Stored records:
###

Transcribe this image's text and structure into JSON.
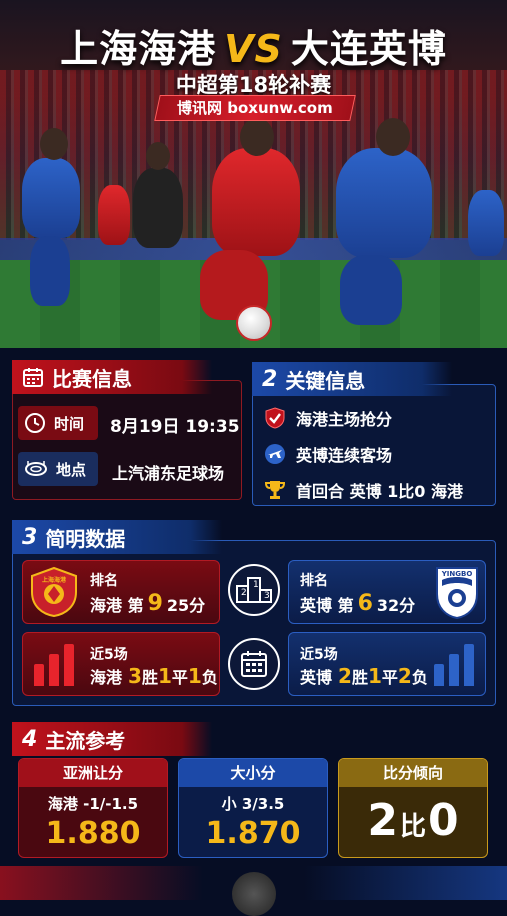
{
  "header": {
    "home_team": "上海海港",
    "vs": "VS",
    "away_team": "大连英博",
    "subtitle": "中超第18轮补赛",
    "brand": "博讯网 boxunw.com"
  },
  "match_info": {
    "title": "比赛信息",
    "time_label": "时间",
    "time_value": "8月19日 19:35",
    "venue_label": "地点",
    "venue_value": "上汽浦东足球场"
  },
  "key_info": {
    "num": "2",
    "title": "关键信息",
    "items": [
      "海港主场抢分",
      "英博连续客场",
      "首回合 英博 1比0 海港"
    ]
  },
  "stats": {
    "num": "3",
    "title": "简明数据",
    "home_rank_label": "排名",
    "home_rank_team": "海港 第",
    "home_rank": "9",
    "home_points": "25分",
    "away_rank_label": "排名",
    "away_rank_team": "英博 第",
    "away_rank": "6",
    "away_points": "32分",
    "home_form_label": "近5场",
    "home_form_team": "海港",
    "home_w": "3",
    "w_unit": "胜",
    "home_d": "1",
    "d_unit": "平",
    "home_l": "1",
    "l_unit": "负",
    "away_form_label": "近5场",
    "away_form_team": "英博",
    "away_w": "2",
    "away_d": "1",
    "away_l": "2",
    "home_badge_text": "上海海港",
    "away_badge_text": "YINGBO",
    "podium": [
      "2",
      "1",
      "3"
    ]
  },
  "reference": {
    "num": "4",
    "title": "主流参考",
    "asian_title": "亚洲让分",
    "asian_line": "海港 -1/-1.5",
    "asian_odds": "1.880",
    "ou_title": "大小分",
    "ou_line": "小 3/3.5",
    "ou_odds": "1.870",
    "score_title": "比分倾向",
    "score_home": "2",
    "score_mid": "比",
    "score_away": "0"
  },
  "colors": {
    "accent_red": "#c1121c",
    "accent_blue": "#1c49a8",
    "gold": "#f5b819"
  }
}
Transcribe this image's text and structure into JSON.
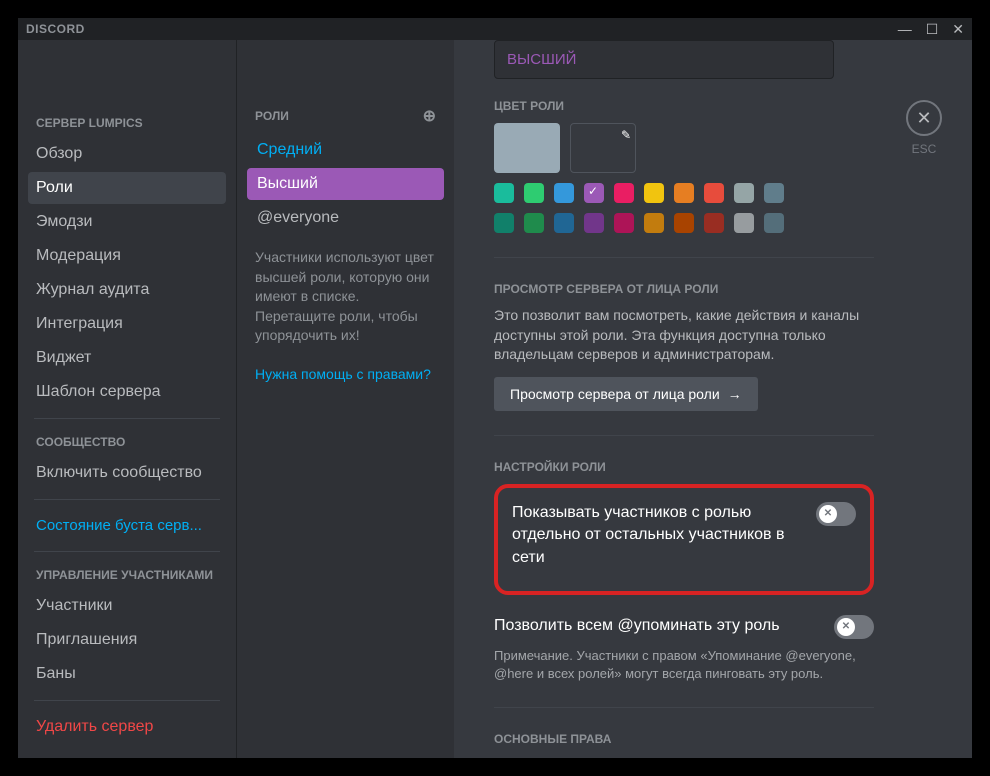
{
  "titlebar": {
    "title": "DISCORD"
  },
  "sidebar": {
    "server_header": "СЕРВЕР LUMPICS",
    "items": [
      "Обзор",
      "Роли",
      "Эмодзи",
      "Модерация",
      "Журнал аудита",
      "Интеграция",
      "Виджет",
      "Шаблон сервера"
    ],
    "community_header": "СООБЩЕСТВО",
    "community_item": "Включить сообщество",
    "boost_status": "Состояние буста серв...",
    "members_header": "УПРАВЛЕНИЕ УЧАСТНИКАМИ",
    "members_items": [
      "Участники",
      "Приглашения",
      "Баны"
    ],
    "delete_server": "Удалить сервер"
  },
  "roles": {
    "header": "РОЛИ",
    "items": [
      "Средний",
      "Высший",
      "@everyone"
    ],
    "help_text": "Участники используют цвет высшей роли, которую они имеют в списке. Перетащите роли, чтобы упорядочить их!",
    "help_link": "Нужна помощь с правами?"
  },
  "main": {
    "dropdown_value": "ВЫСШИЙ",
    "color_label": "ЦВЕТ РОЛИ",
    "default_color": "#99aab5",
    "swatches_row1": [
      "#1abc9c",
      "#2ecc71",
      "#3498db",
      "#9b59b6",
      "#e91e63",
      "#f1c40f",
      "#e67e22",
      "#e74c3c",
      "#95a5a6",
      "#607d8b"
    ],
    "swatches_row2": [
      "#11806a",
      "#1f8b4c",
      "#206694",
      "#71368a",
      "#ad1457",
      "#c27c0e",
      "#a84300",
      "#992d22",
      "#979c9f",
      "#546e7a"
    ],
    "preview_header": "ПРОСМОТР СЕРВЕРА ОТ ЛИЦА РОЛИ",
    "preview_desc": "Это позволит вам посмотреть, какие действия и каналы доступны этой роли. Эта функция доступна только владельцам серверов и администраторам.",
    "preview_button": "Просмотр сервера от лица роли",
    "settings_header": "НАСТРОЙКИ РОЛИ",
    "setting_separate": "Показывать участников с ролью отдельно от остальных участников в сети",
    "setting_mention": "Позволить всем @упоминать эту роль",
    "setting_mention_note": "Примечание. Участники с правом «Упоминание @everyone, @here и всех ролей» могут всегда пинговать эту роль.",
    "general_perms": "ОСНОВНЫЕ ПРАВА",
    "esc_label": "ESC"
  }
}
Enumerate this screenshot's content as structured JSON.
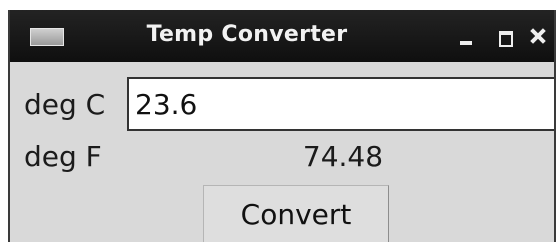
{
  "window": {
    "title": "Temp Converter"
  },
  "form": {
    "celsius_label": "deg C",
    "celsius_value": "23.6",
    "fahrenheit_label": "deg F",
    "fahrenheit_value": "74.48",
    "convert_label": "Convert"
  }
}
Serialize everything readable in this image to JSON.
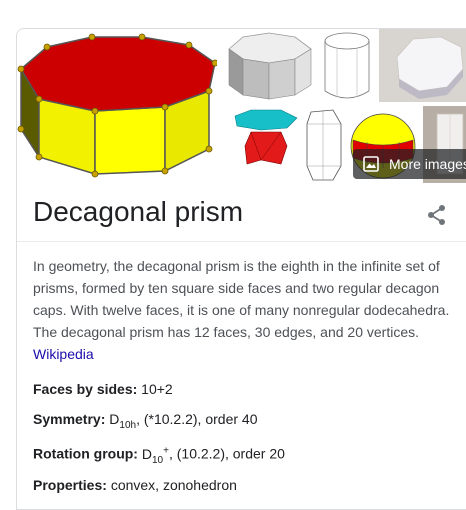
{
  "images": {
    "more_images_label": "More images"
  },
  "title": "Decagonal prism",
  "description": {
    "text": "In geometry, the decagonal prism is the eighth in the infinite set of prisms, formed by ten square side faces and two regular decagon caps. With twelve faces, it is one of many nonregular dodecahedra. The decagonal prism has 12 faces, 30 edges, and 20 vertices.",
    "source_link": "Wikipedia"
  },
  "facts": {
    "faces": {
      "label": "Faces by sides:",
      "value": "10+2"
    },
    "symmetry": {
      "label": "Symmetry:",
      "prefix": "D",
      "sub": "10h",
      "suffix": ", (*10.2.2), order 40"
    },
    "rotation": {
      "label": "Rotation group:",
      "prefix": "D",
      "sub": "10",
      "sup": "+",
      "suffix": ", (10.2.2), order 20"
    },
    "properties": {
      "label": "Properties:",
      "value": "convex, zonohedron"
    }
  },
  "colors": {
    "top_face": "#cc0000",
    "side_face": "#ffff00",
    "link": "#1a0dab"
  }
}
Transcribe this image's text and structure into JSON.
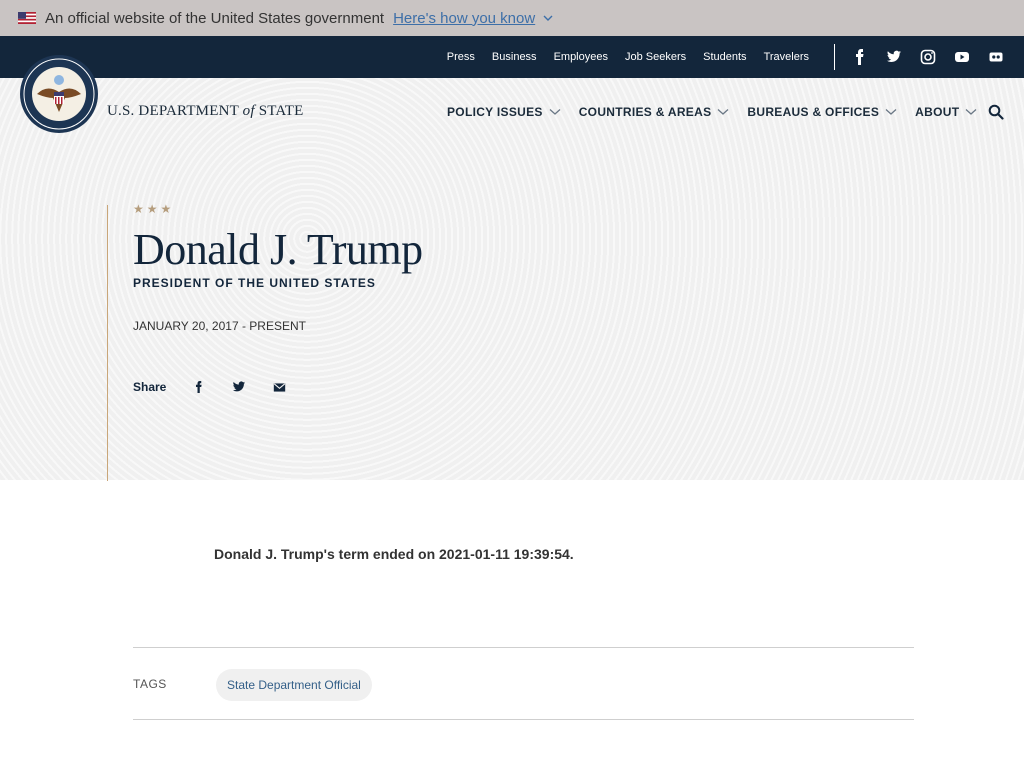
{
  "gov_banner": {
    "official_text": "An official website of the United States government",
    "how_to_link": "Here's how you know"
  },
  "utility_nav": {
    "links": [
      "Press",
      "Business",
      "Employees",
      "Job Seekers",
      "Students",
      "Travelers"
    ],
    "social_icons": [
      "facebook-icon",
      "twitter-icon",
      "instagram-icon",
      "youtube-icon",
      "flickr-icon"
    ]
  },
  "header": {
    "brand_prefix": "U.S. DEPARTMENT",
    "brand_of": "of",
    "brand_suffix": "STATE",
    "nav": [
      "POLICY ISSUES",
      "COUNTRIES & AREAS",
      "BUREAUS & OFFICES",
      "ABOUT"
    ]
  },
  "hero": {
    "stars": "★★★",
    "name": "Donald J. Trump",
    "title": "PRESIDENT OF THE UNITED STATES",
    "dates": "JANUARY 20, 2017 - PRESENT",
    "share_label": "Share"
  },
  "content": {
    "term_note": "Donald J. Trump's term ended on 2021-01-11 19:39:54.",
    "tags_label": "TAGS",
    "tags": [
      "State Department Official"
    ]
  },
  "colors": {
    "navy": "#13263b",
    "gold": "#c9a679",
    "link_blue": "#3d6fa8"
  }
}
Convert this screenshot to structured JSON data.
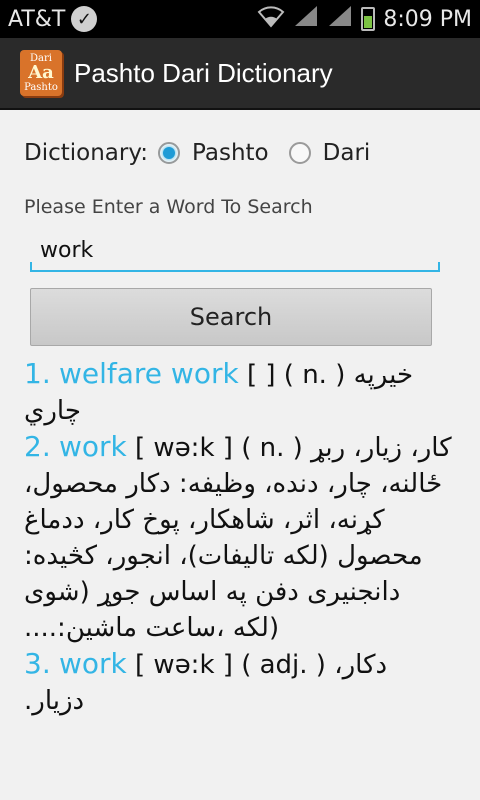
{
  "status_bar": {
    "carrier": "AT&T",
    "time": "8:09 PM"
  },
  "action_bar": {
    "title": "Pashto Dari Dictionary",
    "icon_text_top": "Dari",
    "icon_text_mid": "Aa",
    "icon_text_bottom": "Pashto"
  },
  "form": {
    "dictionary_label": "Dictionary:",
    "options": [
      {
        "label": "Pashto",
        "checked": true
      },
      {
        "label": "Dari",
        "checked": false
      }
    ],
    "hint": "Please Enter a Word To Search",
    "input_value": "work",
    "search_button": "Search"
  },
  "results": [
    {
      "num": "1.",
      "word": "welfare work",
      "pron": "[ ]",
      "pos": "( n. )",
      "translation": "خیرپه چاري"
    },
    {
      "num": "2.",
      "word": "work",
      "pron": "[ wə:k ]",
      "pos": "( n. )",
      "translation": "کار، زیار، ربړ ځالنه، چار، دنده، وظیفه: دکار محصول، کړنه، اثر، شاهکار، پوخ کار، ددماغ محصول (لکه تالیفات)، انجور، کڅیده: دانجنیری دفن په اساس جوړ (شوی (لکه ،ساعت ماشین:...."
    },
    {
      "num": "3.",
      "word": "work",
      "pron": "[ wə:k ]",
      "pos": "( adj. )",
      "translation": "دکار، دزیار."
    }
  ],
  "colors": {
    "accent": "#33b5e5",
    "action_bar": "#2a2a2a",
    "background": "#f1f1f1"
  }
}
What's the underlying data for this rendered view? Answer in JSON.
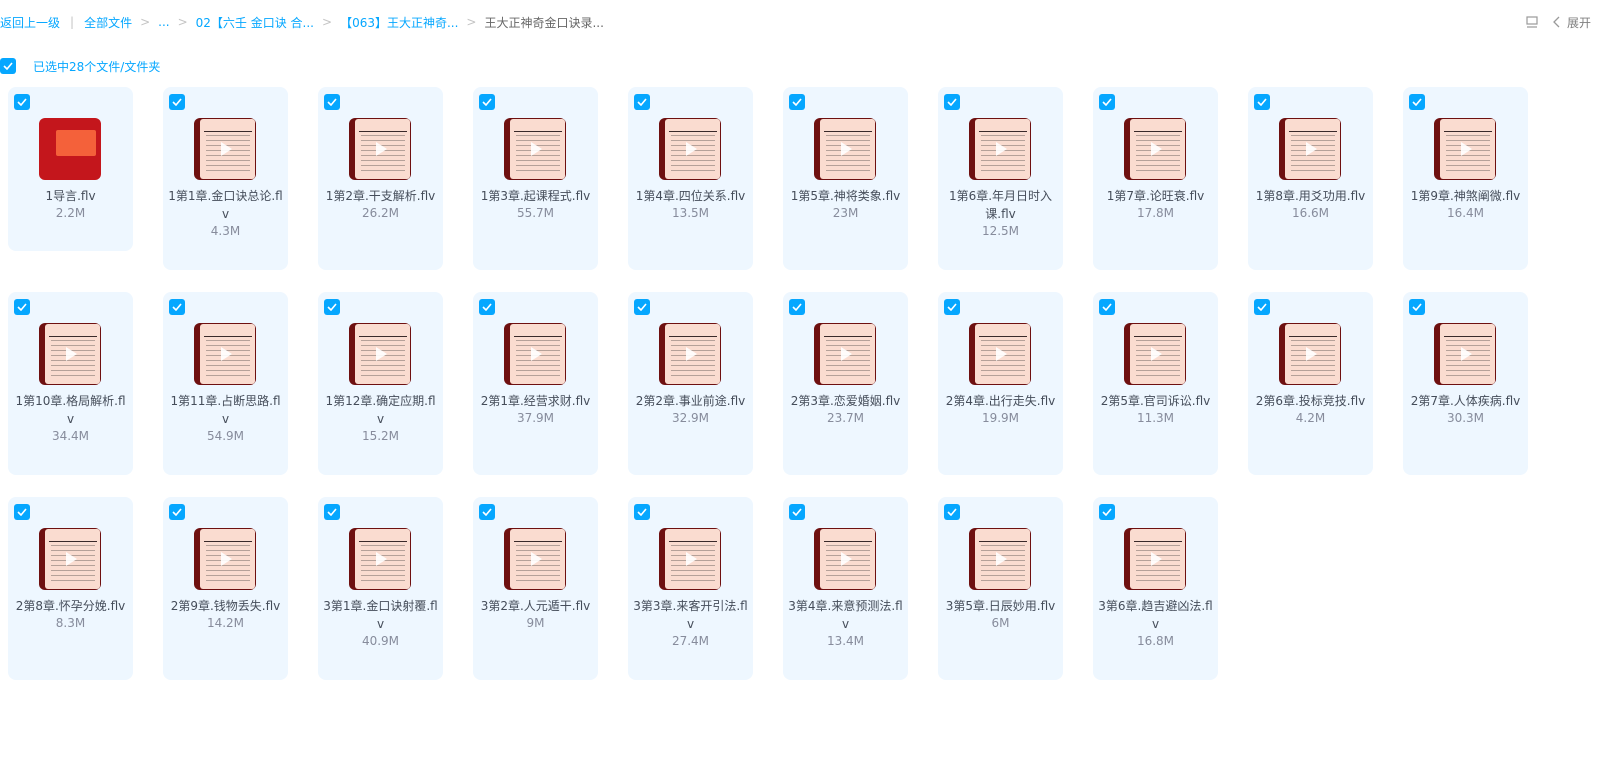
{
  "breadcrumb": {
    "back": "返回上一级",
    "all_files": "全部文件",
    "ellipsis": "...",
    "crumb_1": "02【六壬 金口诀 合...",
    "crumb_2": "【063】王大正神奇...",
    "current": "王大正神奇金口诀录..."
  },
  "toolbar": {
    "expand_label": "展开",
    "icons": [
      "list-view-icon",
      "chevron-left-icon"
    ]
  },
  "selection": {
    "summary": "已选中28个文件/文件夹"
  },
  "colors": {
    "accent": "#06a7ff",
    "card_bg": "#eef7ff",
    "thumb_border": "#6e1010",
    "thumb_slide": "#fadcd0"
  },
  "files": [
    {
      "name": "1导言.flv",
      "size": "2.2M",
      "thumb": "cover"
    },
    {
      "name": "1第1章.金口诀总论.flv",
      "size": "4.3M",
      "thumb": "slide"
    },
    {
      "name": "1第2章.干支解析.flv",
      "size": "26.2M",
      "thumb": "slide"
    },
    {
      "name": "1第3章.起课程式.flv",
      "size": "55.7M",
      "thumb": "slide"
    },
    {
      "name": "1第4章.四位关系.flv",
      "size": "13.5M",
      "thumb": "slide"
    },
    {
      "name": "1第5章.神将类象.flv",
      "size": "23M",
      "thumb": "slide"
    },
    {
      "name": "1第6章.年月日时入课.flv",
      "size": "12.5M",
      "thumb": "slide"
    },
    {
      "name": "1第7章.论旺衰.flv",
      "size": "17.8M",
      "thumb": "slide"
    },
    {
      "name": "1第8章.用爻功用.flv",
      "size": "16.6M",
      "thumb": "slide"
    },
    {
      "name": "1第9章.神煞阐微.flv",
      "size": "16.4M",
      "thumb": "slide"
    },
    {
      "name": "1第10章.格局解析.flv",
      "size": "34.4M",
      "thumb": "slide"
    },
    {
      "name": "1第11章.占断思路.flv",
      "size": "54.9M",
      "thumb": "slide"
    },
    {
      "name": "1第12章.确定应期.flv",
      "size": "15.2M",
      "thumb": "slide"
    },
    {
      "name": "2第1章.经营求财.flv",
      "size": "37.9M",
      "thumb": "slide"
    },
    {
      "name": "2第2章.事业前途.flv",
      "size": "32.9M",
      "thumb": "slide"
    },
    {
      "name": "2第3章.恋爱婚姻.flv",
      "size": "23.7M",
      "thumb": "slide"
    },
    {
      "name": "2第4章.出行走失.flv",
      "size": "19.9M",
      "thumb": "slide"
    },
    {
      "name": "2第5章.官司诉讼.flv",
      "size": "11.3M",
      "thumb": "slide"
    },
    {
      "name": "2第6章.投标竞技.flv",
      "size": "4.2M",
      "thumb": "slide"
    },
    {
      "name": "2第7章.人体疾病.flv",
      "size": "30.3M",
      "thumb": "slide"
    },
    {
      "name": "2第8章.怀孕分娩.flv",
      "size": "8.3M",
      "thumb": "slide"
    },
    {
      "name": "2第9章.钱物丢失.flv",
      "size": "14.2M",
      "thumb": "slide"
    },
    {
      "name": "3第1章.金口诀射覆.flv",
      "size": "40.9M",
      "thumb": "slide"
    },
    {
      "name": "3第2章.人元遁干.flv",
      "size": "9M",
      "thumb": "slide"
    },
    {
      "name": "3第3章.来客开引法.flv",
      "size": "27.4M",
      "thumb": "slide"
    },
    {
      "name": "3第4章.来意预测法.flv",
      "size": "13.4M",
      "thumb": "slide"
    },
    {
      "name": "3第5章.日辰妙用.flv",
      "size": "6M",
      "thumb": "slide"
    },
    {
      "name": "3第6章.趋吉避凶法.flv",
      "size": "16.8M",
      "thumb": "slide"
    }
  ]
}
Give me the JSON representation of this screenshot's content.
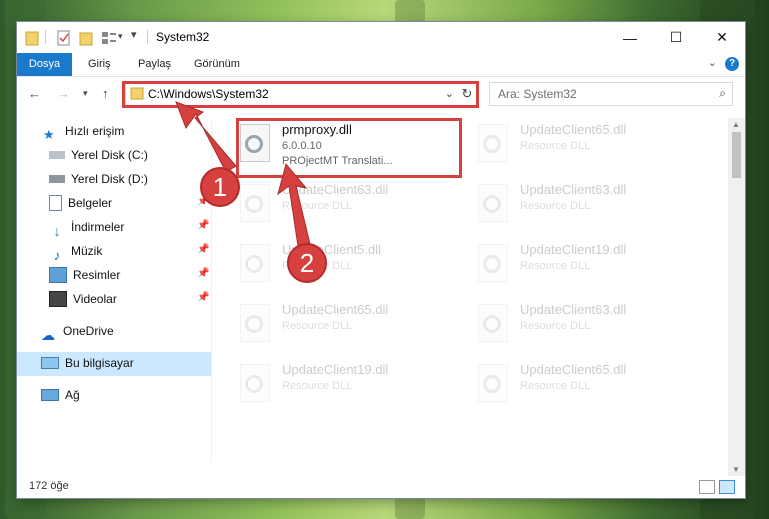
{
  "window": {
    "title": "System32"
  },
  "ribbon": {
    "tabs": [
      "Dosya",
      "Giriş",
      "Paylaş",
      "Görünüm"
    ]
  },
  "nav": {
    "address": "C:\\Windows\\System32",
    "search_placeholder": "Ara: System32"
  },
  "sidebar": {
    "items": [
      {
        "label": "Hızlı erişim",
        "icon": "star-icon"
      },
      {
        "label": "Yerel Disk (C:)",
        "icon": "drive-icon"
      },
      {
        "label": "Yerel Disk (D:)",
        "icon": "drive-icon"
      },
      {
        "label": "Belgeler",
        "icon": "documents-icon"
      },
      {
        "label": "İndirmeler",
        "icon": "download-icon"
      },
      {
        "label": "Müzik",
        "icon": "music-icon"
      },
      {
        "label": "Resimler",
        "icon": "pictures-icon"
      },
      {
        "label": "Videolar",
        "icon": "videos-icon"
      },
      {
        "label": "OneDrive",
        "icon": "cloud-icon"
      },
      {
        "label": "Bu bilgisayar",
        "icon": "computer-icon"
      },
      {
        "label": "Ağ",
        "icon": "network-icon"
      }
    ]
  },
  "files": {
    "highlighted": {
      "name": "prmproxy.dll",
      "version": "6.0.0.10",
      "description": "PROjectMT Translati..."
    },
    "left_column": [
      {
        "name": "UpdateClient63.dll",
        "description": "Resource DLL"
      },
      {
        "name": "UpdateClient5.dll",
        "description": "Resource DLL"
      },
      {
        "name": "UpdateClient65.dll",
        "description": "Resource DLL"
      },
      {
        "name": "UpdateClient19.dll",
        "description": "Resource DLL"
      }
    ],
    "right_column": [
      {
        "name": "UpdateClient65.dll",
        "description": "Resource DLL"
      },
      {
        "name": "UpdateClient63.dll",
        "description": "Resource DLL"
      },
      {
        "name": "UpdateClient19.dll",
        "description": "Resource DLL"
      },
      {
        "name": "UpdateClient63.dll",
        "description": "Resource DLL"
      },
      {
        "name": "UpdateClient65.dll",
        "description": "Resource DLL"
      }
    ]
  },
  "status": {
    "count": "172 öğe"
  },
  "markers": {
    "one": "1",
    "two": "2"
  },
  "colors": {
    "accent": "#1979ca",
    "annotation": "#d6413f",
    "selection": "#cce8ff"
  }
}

###

(WHAT NEEDS TO BE DONE): Where does the word "Disk" appear? Return each line that holds it.

(THE REPLY):
        "label": "Yerel Disk (C:)",
        "label": "Yerel Disk (D:)",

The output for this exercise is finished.